#### DATA SHOWN

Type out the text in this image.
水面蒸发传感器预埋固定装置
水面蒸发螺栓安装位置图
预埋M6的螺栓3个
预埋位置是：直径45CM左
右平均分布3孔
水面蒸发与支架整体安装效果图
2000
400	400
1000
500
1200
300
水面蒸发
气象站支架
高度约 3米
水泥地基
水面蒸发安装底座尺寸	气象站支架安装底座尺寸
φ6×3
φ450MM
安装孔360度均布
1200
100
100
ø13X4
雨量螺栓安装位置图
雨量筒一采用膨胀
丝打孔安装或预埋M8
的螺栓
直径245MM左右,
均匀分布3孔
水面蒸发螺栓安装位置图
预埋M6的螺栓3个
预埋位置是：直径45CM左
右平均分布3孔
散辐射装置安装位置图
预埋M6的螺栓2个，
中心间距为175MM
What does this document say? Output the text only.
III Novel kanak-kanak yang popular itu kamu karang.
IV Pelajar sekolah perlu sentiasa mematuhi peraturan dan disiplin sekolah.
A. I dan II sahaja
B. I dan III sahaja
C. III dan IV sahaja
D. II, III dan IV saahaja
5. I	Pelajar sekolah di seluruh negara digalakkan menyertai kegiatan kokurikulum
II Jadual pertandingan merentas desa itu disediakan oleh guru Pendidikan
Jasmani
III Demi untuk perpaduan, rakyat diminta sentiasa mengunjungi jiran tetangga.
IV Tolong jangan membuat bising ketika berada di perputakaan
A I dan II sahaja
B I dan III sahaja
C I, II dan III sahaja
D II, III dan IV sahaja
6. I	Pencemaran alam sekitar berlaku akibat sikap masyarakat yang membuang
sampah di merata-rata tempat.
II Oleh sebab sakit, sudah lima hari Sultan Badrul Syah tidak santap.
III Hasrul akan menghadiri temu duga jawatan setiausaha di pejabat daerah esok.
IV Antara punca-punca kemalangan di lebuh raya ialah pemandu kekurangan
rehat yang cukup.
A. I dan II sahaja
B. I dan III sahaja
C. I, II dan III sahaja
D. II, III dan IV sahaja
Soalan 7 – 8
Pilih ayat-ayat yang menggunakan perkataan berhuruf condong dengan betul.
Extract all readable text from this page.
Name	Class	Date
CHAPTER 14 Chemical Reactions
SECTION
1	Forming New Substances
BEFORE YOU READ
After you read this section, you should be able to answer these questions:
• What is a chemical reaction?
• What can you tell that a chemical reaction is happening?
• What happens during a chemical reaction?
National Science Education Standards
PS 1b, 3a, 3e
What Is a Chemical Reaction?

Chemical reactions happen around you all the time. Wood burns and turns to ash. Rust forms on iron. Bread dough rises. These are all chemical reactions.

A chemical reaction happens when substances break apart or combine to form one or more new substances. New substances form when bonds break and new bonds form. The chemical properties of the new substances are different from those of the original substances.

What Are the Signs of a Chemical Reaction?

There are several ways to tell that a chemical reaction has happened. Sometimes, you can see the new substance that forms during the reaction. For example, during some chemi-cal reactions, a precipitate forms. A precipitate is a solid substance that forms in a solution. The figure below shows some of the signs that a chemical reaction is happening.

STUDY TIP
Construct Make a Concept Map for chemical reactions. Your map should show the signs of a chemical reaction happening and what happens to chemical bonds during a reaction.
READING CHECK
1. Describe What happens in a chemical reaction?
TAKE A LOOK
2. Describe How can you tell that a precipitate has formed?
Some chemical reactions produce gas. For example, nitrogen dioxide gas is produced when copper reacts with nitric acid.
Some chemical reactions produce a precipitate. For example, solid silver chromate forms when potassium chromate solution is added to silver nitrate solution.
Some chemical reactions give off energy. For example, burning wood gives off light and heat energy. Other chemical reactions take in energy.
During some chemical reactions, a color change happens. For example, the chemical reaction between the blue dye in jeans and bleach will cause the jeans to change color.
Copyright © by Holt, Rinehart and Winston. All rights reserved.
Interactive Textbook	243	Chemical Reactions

########

Print back all the lines verbatim.

Type out the text in this image.
水面蒸发传感器预埋固定装置
水面蒸发螺栓安装位置图
预埋M6的螺栓3个
预埋位置是：直径45CM左
右平均分布3孔
水面蒸发与支架整体安装效果图
2000
400	400
1000
500
1200
300
水面蒸发
气象站支架
高度约 3米
水泥地基
水面蒸发安装底座尺寸	气象站支架安装底座尺寸
φ6×3
φ450MM
安装孔360度均布
1200
100
100
ø13X4
雨量螺栓安装位置图
雨量筒一采用膨胀
丝打孔安装或预埋M8
的螺栓
直径245MM左右,
均匀分布3孔
水面蒸发螺栓安装位置图
预埋M6的螺栓3个
预埋位置是：直径45CM左
右平均分布3孔
散辐射装置安装位置图
预埋M6的螺栓2个，
中心间距为175MM
What does this document say? Output the text only.
III Novel kanak-kanak yang popular itu kamu karang.
IV Pelajar sekolah perlu sentiasa mematuhi peraturan dan disiplin sekolah.
A. I dan II sahaja
B. I dan III sahaja
C. III dan IV sahaja
D. II, III dan IV saahaja
5. I	Pelajar sekolah di seluruh negara digalakkan menyertai kegiatan kokurikulum
II Jadual pertandingan merentas desa itu disediakan oleh guru Pendidikan
Jasmani
III Demi untuk perpaduan, rakyat diminta sentiasa mengunjungi jiran tetangga.
IV Tolong jangan membuat bising ketika berada di perputakaan
A I dan II sahaja
B I dan III sahaja
C I, II dan III sahaja
D II, III dan IV sahaja
6. I	Pencemaran alam sekitar berlaku akibat sikap masyarakat yang membuang
sampah di merata-rata tempat.
II Oleh sebab sakit, sudah lima hari Sultan Badrul Syah tidak santap.
III Hasrul akan menghadiri temu duga jawatan setiausaha di pejabat daerah esok.
IV Antara punca-punca kemalangan di lebuh raya ialah pemandu kekurangan
rehat yang cukup.
A. I dan II sahaja
B. I dan III sahaja
C. I, II dan III sahaja
D. II, III dan IV sahaja
Soalan 7 – 8
Pilih ayat-ayat yang menggunakan perkataan berhuruf condong dengan betul.
Extract all readable text from this page.
Name	Class	Date
CHAPTER 14 Chemical Reactions
SECTION
1	Forming New Substances
BEFORE YOU READ
After you read this section, you should be able to answer these questions:
• What is a chemical reaction?
• What can you tell that a chemical reaction is happening?
• What happens during a chemical reaction?
National Science Education Standards
PS 1b, 3a, 3e
What Is a Chemical Reaction?

Chemical reactions happen around you all the time. Wood burns and turns to ash. Rust forms on iron. Bread dough rises. These are all chemical reactions.

A chemical reaction happens when substances break apart or combine to form one or more new substances. New substances form when bonds break and new bonds form. The chemical properties of the new substances are different from those of the original substances.

What Are the Signs of a Chemical Reaction?

There are several ways to tell that a chemical reaction has happened. Sometimes, you can see the new substance that forms during the reaction. For example, during some chemi-cal reactions, a precipitate forms. A precipitate is a solid substance that forms in a solution. The figure below shows some of the signs that a chemical reaction is happening.

STUDY TIP
Construct Make a Concept Map for chemical reactions. Your map should show the signs of a chemical reaction happening and what happens to chemical bonds during a reaction.
READING CHECK
1. Describe What happens in a chemical reaction?
TAKE A LOOK
2. Describe How can you tell that a precipitate has formed?
Some chemical reactions produce gas. For example, nitrogen dioxide gas is produced when copper reacts with nitric acid.
Some chemical reactions produce a precipitate. For example, solid silver chromate forms when potassium chromate solution is added to silver nitrate solution.
Some chemical reactions give off energy. For example, burning wood gives off light and heat energy. Other chemical reactions take in energy.
During some chemical reactions, a color change happens. For example, the chemical reaction between the blue dye in jeans and bleach will cause the jeans to change color.
Copyright © by Holt, Rinehart and Winston. All rights reserved.
Interactive Textbook	243	Chemical Reactions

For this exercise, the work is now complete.